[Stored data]
_ _ _ _

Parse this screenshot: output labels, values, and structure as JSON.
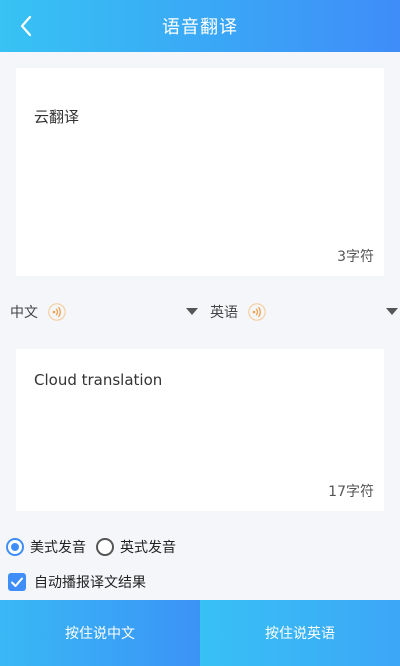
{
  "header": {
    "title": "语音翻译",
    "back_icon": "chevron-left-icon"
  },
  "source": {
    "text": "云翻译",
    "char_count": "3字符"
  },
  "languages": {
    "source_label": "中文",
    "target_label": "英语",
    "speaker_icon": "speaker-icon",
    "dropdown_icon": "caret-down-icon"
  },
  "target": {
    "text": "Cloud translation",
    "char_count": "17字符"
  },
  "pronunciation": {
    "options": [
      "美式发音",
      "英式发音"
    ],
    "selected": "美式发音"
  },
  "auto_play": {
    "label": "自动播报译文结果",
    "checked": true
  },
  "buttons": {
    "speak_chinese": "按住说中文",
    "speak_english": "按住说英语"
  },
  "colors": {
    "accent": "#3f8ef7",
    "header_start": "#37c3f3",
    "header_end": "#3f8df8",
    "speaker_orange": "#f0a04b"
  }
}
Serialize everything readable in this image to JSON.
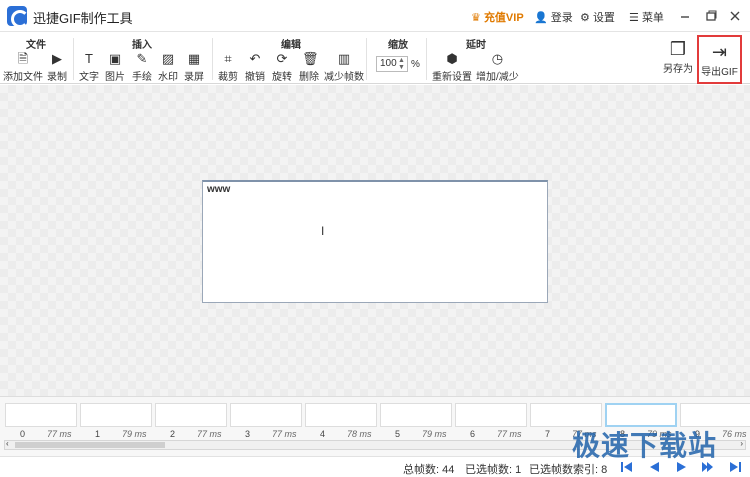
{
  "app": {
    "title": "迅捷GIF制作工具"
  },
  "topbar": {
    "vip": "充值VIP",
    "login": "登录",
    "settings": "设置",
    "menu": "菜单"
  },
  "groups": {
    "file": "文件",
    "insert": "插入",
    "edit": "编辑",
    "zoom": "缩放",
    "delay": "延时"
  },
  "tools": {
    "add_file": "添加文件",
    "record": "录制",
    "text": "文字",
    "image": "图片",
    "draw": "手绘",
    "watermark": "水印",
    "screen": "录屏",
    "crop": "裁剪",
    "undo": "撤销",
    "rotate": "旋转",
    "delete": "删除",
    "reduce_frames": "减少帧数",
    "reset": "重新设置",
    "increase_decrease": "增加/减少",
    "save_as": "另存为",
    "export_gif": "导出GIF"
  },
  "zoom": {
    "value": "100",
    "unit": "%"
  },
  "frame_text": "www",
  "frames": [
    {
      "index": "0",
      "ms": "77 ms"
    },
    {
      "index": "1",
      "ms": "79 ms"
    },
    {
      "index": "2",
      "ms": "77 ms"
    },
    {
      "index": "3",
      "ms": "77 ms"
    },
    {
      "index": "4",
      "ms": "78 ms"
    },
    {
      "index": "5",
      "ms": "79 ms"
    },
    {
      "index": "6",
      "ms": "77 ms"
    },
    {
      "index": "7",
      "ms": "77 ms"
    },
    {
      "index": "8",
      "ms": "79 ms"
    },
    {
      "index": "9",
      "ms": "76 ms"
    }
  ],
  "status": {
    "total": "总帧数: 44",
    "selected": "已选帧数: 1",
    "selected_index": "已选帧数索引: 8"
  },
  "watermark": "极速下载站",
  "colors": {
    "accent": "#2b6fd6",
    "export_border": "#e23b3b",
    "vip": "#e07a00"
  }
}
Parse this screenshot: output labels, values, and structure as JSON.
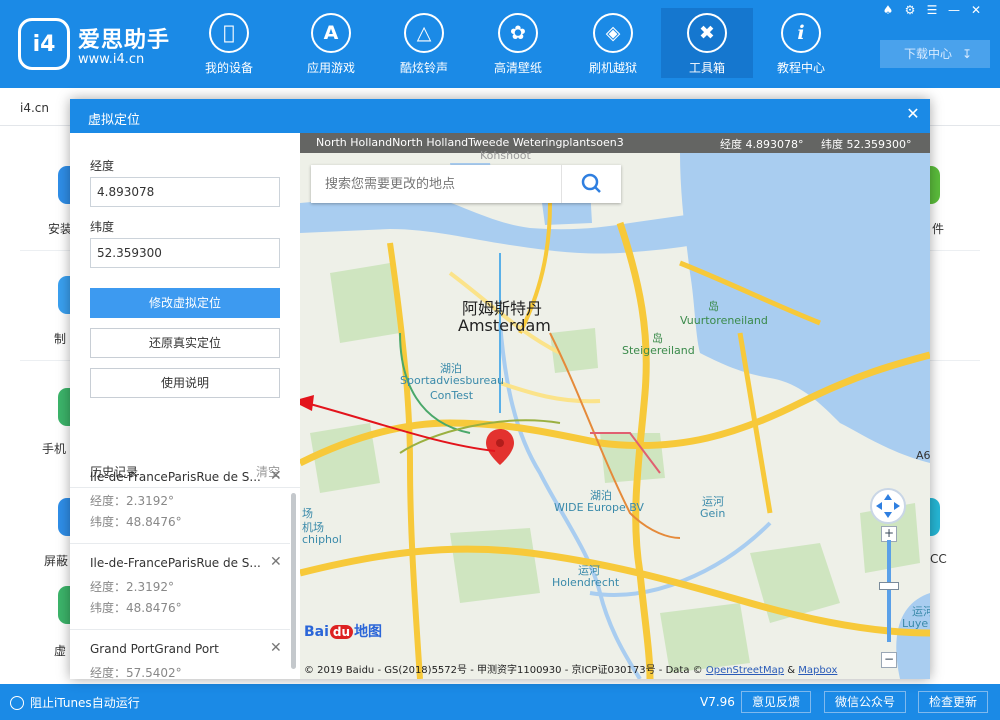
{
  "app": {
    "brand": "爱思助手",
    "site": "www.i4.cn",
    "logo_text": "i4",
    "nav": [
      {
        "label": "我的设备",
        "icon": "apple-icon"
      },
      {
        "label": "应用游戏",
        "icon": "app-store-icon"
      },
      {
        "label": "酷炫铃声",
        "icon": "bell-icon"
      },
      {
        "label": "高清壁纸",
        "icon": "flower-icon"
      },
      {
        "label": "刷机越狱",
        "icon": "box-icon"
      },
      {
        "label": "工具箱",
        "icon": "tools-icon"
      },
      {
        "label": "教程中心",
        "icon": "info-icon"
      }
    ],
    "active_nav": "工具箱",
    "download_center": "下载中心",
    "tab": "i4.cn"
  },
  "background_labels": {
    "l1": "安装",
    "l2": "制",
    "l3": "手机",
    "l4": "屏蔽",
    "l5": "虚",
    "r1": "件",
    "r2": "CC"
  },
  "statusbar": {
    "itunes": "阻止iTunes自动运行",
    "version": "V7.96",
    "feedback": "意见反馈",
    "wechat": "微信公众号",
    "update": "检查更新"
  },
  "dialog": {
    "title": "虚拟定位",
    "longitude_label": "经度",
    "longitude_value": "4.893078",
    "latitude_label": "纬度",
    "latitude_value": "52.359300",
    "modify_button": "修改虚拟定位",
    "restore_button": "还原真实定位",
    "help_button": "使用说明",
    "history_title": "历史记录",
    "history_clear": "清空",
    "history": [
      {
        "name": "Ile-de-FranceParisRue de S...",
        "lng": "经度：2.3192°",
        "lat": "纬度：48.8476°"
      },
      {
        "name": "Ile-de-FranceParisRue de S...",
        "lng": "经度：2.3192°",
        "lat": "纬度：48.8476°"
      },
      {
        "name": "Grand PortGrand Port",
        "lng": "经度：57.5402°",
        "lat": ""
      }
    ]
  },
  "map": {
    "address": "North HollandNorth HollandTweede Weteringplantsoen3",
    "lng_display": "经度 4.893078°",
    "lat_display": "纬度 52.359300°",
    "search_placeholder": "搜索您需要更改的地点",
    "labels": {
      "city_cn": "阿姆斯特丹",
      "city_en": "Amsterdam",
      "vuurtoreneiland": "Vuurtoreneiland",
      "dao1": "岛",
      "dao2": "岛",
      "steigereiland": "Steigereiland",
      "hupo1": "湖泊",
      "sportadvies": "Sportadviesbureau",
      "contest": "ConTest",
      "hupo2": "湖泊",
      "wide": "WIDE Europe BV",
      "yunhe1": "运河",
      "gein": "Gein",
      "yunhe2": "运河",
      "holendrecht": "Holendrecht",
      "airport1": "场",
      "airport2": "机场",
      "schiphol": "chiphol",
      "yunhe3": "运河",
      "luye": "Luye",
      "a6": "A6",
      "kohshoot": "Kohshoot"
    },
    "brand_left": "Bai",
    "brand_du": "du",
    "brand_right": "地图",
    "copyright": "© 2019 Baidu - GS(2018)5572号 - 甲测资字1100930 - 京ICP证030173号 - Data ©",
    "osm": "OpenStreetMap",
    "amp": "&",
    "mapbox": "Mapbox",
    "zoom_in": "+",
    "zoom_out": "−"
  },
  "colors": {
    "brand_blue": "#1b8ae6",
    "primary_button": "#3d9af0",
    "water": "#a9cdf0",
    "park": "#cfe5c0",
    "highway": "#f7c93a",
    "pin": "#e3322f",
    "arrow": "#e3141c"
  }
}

_ _ _ _

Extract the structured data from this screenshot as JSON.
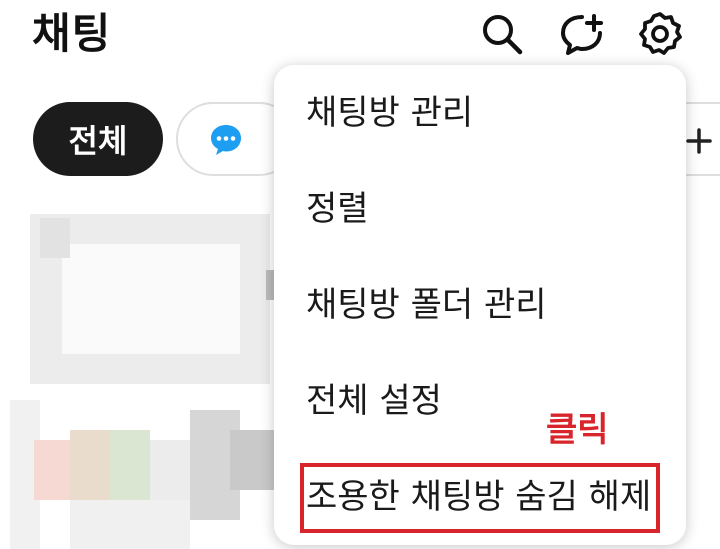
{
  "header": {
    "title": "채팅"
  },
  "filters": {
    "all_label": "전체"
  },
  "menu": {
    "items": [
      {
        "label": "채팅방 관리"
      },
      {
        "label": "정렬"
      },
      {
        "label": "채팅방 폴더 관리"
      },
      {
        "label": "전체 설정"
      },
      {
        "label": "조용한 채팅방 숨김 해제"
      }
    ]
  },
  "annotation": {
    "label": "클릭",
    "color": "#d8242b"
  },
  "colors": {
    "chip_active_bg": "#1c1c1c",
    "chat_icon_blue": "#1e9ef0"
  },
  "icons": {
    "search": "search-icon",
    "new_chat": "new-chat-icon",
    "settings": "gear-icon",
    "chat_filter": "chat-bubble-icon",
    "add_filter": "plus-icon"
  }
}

_ _ _ _

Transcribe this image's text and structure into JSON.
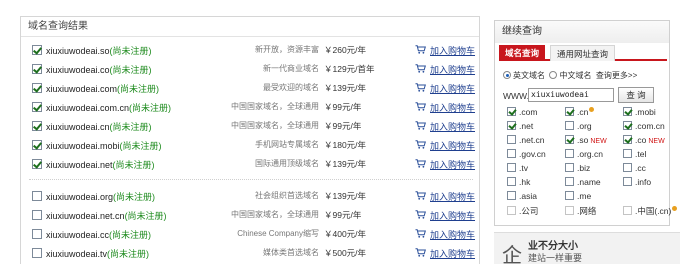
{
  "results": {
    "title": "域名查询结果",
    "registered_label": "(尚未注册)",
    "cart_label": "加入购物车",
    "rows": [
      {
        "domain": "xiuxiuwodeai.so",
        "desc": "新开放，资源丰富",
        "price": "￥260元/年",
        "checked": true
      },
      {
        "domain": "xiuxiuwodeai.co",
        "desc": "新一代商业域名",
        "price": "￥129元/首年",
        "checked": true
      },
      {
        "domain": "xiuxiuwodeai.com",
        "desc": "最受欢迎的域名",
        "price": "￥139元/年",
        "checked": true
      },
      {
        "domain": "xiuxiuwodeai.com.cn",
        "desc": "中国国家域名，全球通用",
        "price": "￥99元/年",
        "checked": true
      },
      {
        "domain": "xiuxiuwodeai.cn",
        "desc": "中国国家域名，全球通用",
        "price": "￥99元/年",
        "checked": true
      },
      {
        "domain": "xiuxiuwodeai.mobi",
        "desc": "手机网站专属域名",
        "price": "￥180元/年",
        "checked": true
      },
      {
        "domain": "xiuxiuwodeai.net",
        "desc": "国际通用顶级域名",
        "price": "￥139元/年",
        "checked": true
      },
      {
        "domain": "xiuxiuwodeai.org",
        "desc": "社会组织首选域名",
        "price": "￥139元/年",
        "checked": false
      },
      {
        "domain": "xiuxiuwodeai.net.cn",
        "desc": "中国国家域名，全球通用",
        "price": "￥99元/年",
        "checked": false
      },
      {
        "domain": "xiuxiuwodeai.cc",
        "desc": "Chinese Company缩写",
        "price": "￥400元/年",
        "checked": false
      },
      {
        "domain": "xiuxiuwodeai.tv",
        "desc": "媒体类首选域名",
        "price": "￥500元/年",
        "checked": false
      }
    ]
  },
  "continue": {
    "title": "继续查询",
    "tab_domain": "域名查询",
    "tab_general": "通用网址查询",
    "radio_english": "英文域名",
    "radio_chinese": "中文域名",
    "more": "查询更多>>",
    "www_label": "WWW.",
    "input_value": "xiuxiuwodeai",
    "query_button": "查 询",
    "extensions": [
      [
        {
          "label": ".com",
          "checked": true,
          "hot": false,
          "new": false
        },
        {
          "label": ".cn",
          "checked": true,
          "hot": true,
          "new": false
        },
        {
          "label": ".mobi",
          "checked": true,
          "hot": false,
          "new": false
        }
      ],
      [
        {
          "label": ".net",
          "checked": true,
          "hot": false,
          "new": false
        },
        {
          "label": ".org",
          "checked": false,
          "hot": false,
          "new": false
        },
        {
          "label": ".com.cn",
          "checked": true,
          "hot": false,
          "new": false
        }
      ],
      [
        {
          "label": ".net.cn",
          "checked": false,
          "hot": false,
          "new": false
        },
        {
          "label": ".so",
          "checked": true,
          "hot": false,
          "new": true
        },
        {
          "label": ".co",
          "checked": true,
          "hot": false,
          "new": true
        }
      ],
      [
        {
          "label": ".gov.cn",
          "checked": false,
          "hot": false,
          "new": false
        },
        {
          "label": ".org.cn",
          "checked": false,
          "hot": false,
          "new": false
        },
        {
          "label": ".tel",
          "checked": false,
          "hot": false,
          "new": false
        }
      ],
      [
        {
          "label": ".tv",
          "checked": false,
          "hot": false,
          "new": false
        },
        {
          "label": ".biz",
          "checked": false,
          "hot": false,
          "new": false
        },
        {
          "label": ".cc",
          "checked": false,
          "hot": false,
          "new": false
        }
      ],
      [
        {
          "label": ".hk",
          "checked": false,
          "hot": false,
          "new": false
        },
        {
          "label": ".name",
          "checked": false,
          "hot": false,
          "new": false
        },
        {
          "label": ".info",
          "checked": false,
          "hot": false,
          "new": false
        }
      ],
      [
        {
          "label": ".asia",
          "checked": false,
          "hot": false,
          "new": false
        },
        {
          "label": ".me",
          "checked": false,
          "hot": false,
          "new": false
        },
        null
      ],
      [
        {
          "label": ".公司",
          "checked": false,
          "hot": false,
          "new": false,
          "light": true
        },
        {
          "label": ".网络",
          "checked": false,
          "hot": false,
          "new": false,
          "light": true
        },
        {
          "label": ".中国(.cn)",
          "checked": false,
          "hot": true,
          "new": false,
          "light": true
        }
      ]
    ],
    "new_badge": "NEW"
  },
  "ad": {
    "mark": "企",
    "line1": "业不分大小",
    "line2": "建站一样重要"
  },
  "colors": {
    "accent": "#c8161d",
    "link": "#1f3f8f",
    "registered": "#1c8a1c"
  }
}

_ _ _ _

DIRECTIONS:
Pick out and copy the lines of the entries that hold the string "desc".

WRITTEN ANSWER:
        "desc": "新开放，资源丰富",
        "desc": "新一代商业域名",
        "desc": "最受欢迎的域名",
        "desc": "中国国家域名，全球通用",
        "desc": "中国国家域名，全球通用",
        "desc": "手机网站专属域名",
        "desc": "国际通用顶级域名",
        "desc": "社会组织首选域名",
        "desc": "中国国家域名，全球通用",
        "desc": "Chinese Company缩写",
        "desc": "媒体类首选域名",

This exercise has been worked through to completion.